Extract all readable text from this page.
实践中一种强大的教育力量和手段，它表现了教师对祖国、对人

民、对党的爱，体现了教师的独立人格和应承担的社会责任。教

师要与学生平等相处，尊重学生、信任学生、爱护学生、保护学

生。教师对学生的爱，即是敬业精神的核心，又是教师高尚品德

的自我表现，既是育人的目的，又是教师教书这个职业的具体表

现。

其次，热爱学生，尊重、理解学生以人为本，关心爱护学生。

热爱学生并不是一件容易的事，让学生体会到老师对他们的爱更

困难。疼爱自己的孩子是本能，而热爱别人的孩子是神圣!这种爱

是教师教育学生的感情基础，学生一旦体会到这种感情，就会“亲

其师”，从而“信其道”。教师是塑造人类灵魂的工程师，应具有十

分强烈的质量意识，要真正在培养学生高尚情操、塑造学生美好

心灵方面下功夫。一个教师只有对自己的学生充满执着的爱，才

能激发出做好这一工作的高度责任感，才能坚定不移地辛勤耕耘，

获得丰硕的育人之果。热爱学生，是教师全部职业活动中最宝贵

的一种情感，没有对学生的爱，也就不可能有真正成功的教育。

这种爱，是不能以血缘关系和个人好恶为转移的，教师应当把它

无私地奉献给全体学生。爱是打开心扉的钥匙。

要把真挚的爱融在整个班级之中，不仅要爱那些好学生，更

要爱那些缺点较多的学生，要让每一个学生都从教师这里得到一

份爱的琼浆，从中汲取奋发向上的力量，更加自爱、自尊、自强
————————
Reproduce the listing in full. Keep it exactly as written.

**Result for this exercise**
Extract all readable text from this page.
实践中一种强大的教育力量和手段，它表现了教师对祖国、对人

民、对党的爱，体现了教师的独立人格和应承担的社会责任。教

师要与学生平等相处，尊重学生、信任学生、爱护学生、保护学

生。教师对学生的爱，即是敬业精神的核心，又是教师高尚品德

的自我表现，既是育人的目的，又是教师教书这个职业的具体表

现。

其次，热爱学生，尊重、理解学生以人为本，关心爱护学生。

热爱学生并不是一件容易的事，让学生体会到老师对他们的爱更

困难。疼爱自己的孩子是本能，而热爱别人的孩子是神圣!这种爱

是教师教育学生的感情基础，学生一旦体会到这种感情，就会“亲

其师”，从而“信其道”。教师是塑造人类灵魂的工程师，应具有十

分强烈的质量意识，要真正在培养学生高尚情操、塑造学生美好

心灵方面下功夫。一个教师只有对自己的学生充满执着的爱，才

能激发出做好这一工作的高度责任感，才能坚定不移地辛勤耕耘，

获得丰硕的育人之果。热爱学生，是教师全部职业活动中最宝贵

的一种情感，没有对学生的爱，也就不可能有真正成功的教育。

这种爱，是不能以血缘关系和个人好恶为转移的，教师应当把它

无私地奉献给全体学生。爱是打开心扉的钥匙。

要把真挚的爱融在整个班级之中，不仅要爱那些好学生，更

要爱那些缺点较多的学生，要让每一个学生都从教师这里得到一

份爱的琼浆，从中汲取奋发向上的力量，更加自爱、自尊、自强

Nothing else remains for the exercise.